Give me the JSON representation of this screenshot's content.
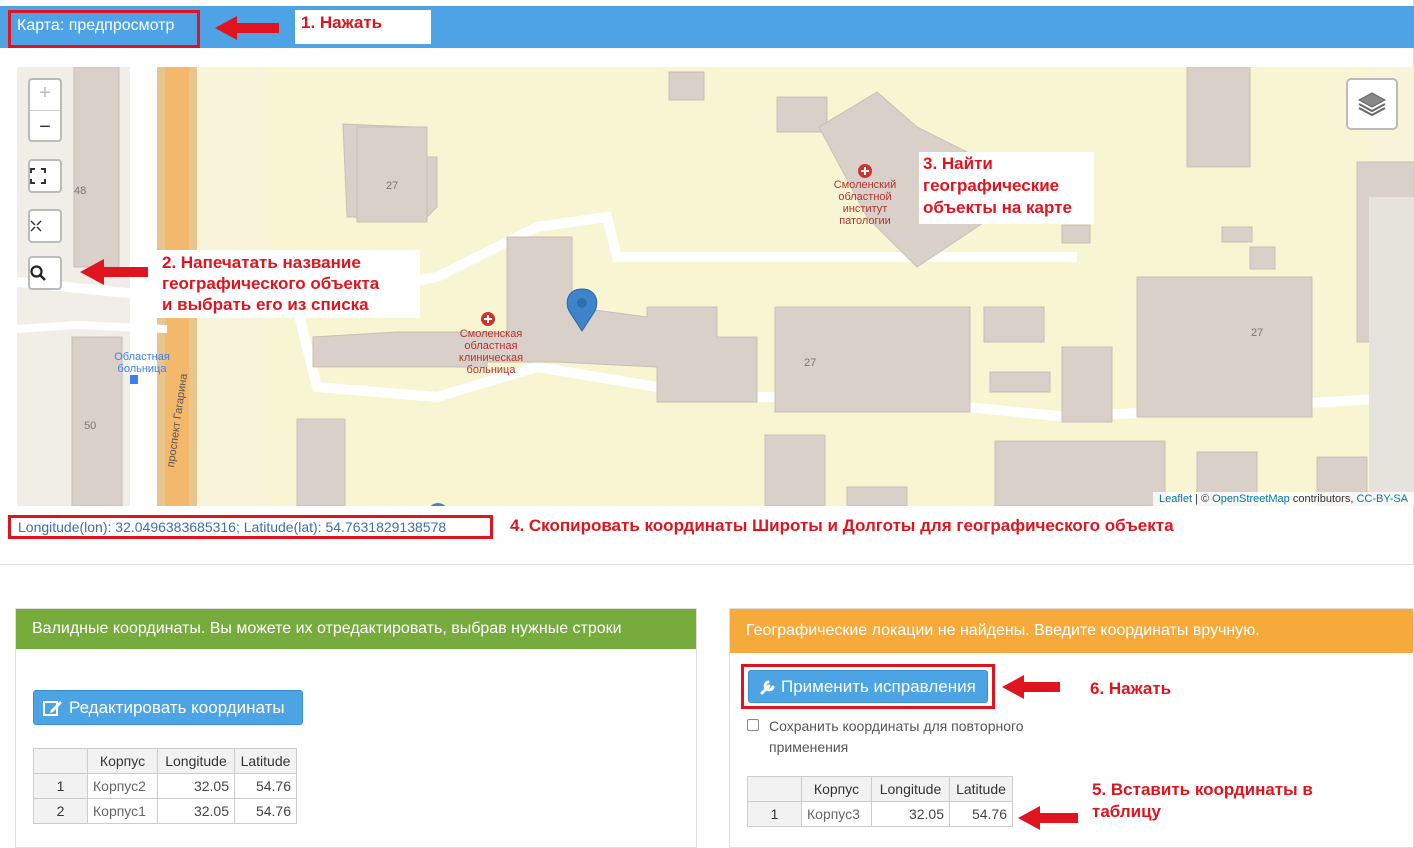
{
  "header": {
    "title": "Карта: предпросмотр"
  },
  "steps": {
    "step1": "1. Нажать",
    "step2_line1": "2. Напечатать название",
    "step2_line2": "географического объекта",
    "step2_line3": "и выбрать его из списка",
    "step3_line1": "3. Найти",
    "step3_line2": "географические",
    "step3_line3": "объекты на карте",
    "step4": "4. Скопировать координаты Широты и Долготы для географического объекта",
    "step5_line1": "5. Вставить координаты в",
    "step5_line2": "таблицу",
    "step6": "6. Нажать"
  },
  "map": {
    "controls": {
      "zoom_in": "+",
      "zoom_out": "−"
    },
    "labels": {
      "institute": [
        "Смоленский",
        "областной",
        "институт",
        "патологии"
      ],
      "hospital": [
        "Смоленская",
        "областная",
        "клиническая",
        "больница"
      ],
      "bus_stop": [
        "Областная",
        "больница"
      ],
      "street": "проспект Гагарина",
      "num_48": "48",
      "num_27a": "27",
      "num_27b": "27",
      "num_27c": "27",
      "num_50": "50"
    },
    "attribution": {
      "leaflet": "Leaflet",
      "sep": " | © ",
      "osm": "OpenStreetMap",
      "contrib": " contributors, ",
      "license": "CC-BY-SA"
    }
  },
  "coordinates_text": "Longitude(lon): 32.0496383685316; Latitude(lat): 54.7631829138578",
  "left_panel": {
    "heading": "Валидные координаты. Вы можете их отредактировать, выбрав нужные строки",
    "edit_button": "Редактировать координаты",
    "columns": [
      "Корпус",
      "Longitude",
      "Latitude"
    ],
    "rows": [
      {
        "n": "1",
        "name": "Корпус2",
        "lon": "32.05",
        "lat": "54.76"
      },
      {
        "n": "2",
        "name": "Корпус1",
        "lon": "32.05",
        "lat": "54.76"
      }
    ]
  },
  "right_panel": {
    "heading": "Географические локации не найдены. Введите координаты вручную.",
    "apply_button": "Применить исправления",
    "save_checkbox_line1": "Сохранить координаты для повторного",
    "save_checkbox_line2": "применения",
    "columns": [
      "Корпус",
      "Longitude",
      "Latitude"
    ],
    "rows": [
      {
        "n": "1",
        "name": "Корпус3",
        "lon": "32.05",
        "lat": "54.76"
      }
    ]
  },
  "colors": {
    "header_blue": "#4ea3e6",
    "annotation_red": "#e0141e",
    "panel_green": "#77ab3c",
    "panel_orange": "#f7aa3c",
    "button_blue": "#4da4e5",
    "map_bg": "#f8f4d9",
    "building": "#d9d0c9"
  }
}
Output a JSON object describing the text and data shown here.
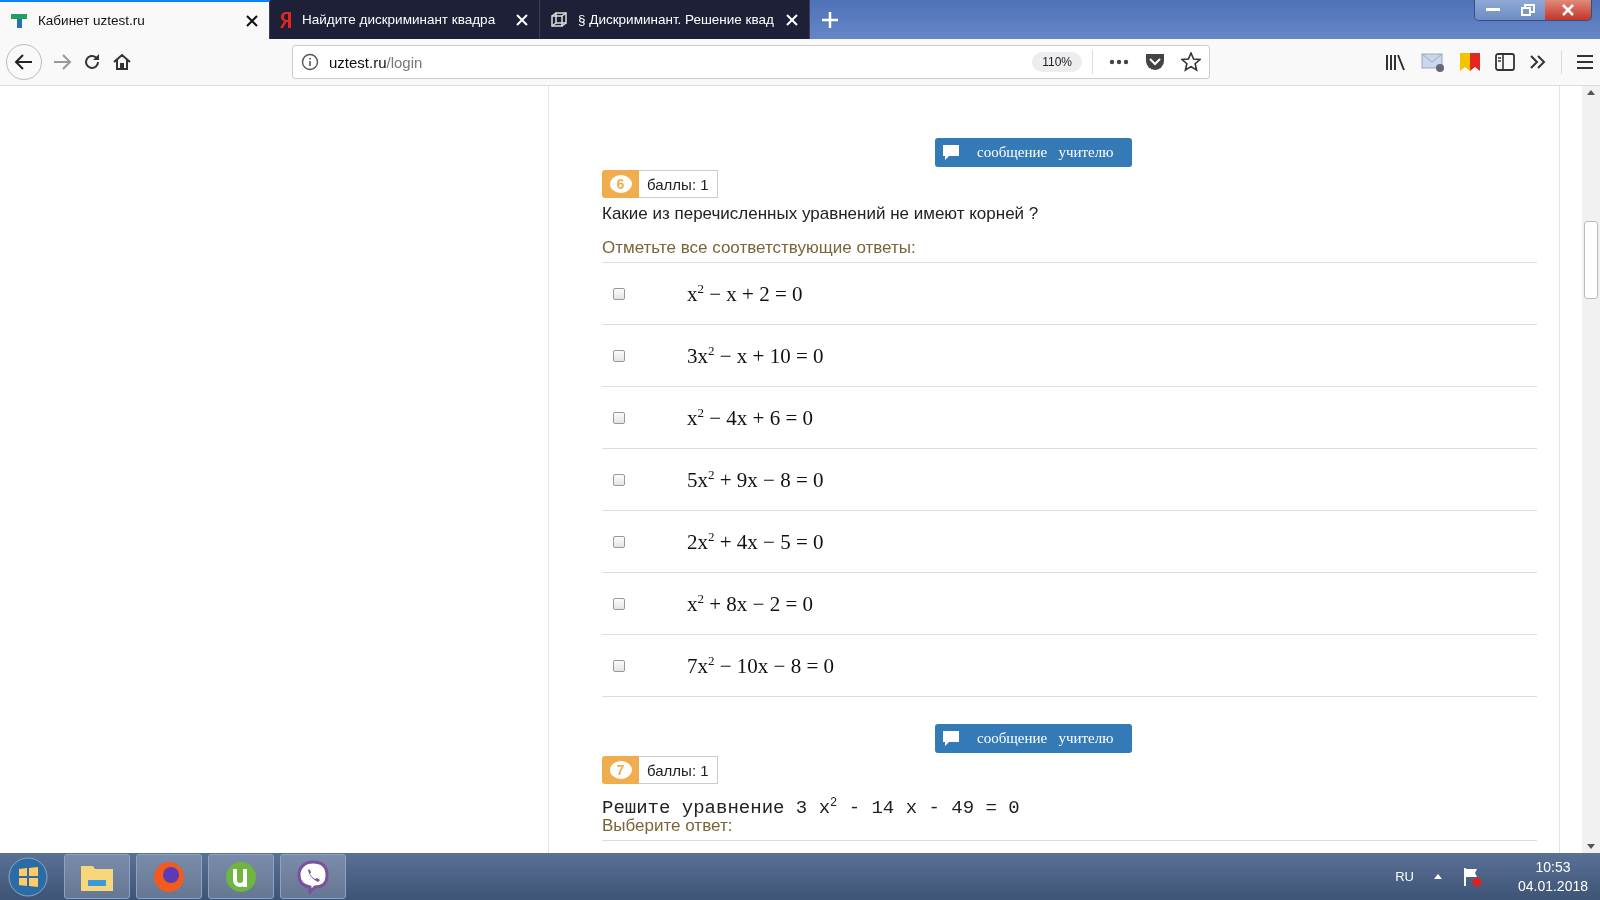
{
  "browser": {
    "tabs": [
      {
        "title": "Кабинет uztest.ru",
        "selected": true
      },
      {
        "title": "Найдите дискриминант квадра",
        "selected": false
      },
      {
        "title": "§ Дискриминант. Решение квад",
        "selected": false
      }
    ],
    "url": {
      "host": "uztest.ru",
      "path": "/login"
    },
    "zoom": "110%"
  },
  "questions": [
    {
      "number": "6",
      "score": "баллы: 1",
      "message_button": "сообщение   учителю",
      "kind": "plain",
      "text": "Какие из перечисленных уравнений не имеют корней ?",
      "prompt": "Отметьте все соответствующие ответы:",
      "options": [
        {
          "equation": "x$^{2}$ − x + 2 = 0",
          "checked": false
        },
        {
          "equation": "3x$^{2}$ − x + 10 = 0",
          "checked": false
        },
        {
          "equation": "x$^{2}$ − 4x + 6 = 0",
          "checked": false
        },
        {
          "equation": "5x$^{2}$ + 9x − 8 = 0",
          "checked": false
        },
        {
          "equation": "2x$^{2}$ + 4x − 5 = 0",
          "checked": false
        },
        {
          "equation": "x$^{2}$ + 8x − 2 = 0",
          "checked": false
        },
        {
          "equation": "7x$^{2}$ − 10x − 8 = 0",
          "checked": false
        }
      ]
    },
    {
      "number": "7",
      "score": "баллы: 1",
      "message_button": "сообщение   учителю",
      "kind": "mono",
      "text": "Решите уравнение 3 x$^{2}$ - 14 x - 49 = 0",
      "prompt": "Выберите ответ:"
    }
  ],
  "taskbar": {
    "language": "RU",
    "time": "10:53",
    "date": "04.01.2018"
  }
}
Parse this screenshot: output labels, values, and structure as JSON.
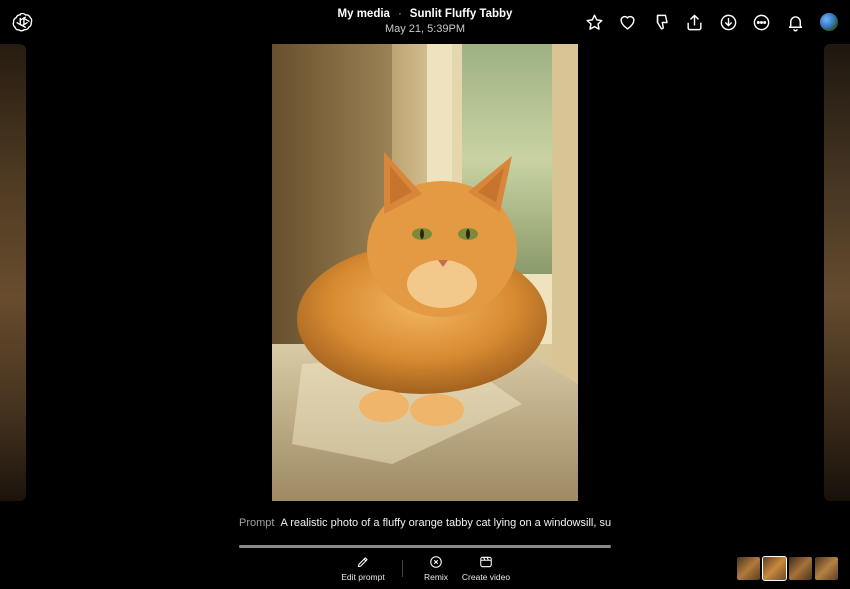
{
  "header": {
    "breadcrumb": "My media",
    "separator": "·",
    "title": "Sunlit Fluffy Tabby",
    "date": "May 21, 5:39PM"
  },
  "toolbar_icons": [
    "star-icon",
    "heart-icon",
    "thumbs-down-icon",
    "share-icon",
    "download-icon",
    "more-icon",
    "bell-icon"
  ],
  "prompt": {
    "label": "Prompt",
    "text": "A realistic photo of a fluffy orange tabby cat lying on a windowsill, su..."
  },
  "playback_progress": 1.0,
  "actions": {
    "edit": "Edit prompt",
    "remix": "Remix",
    "video": "Create video"
  },
  "thumbnails_count": 4,
  "colors": {
    "background": "#000000",
    "text": "#ffffff",
    "muted": "#a0a0a0"
  }
}
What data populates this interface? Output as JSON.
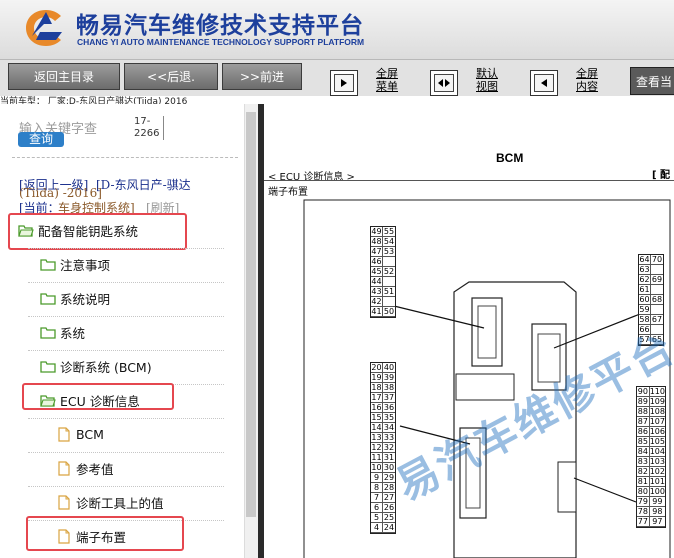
{
  "header": {
    "brand_cn": "畅易汽车维修技术支持平台",
    "brand_en": "CHANG YI AUTO MAINTENANCE TECHNOLOGY SUPPORT PLATFORM",
    "brand_color": "#1d3f9c"
  },
  "toolbar": {
    "home_label": "返回主目录",
    "back_label": "<<后退.",
    "forward_label": ">>前进",
    "fullscreen_menu": [
      "全屏",
      "菜单"
    ],
    "default_view": [
      "默认",
      "视图"
    ],
    "fullscreen_content": [
      "全屏",
      "内容"
    ],
    "view_button": "查看当"
  },
  "vehicle_info": "当前车型：  厂家:D-东风日产骐达(Tiida) 2016",
  "sidebar": {
    "search_placeholder": "输入关键字查",
    "search_button": "查询",
    "search_count": "17-\n2266",
    "breadcrumb": {
      "back": "[返回上一级]",
      "model": "[D-东风日产-骐达",
      "model_cont": "(Tiida) -2016]",
      "current_prefix": "[当前：",
      "current": "车身控制系统]",
      "refresh": "[刷新]"
    },
    "items": [
      {
        "label": "配备智能钥匙系统",
        "type": "folder",
        "level": 0,
        "highlighted": true
      },
      {
        "label": "注意事项",
        "type": "folder",
        "level": 1,
        "highlighted": false
      },
      {
        "label": "系统说明",
        "type": "folder",
        "level": 1,
        "highlighted": false
      },
      {
        "label": "系统",
        "type": "folder",
        "level": 1,
        "highlighted": false
      },
      {
        "label": "诊断系统 (BCM)",
        "type": "folder",
        "level": 1,
        "highlighted": false
      },
      {
        "label": "ECU 诊断信息",
        "type": "folder-open",
        "level": 1,
        "highlighted": true
      },
      {
        "label": "BCM",
        "type": "doc",
        "level": 2,
        "highlighted": false
      },
      {
        "label": "参考值",
        "type": "doc",
        "level": 2,
        "highlighted": false
      },
      {
        "label": "诊断工具上的值",
        "type": "doc",
        "level": 2,
        "highlighted": false
      },
      {
        "label": "端子布置",
        "type": "doc",
        "level": 2,
        "highlighted": true
      }
    ]
  },
  "document": {
    "title": "BCM",
    "section": "< ECU 诊断信息 >",
    "subsection": "端子布置",
    "ref_mark": "[ 配",
    "watermark": "易汽车维修平台",
    "connector_left_top": [
      "49",
      "55",
      "48",
      "54",
      "47",
      "53",
      "46",
      "45",
      "52",
      "44",
      "43",
      "51",
      "42",
      "41",
      "50"
    ],
    "connector_right_top": [
      "64",
      "70",
      "63",
      "62",
      "69",
      "61",
      "60",
      "68",
      "59",
      "58",
      "67",
      "66",
      "57",
      "65",
      "56"
    ],
    "connector_left_bottom": [
      "20",
      "40",
      "19",
      "39",
      "18",
      "38",
      "17",
      "37",
      "16",
      "36",
      "15",
      "35",
      "14",
      "34",
      "13",
      "33",
      "12",
      "32",
      "11",
      "31",
      "10",
      "30",
      "9",
      "29",
      "8",
      "28",
      "7",
      "27",
      "6",
      "26",
      "5",
      "25",
      "4",
      "24"
    ],
    "connector_right_bottom": [
      "90",
      "110",
      "89",
      "109",
      "88",
      "108",
      "87",
      "107",
      "86",
      "106",
      "85",
      "105",
      "84",
      "104",
      "83",
      "103",
      "82",
      "102",
      "81",
      "101",
      "80",
      "100",
      "79",
      "99",
      "78",
      "98",
      "77",
      "97",
      "76",
      "96"
    ]
  },
  "colors": {
    "highlight": "#e5474f",
    "link": "#1a2f8c",
    "search_button": "#2d7fc8",
    "folder_icon": "#4a9a2a"
  }
}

▬▬▬▬▬▬

Scan the material above for the string "JSON" and return the lines that hold it.

Give me the JSON representation of this screenshot's content.
Output a JSON object describing the text and data shown here.
Parse this screenshot: output labels, values, and structure as JSON.
What data populates this interface? Output as JSON.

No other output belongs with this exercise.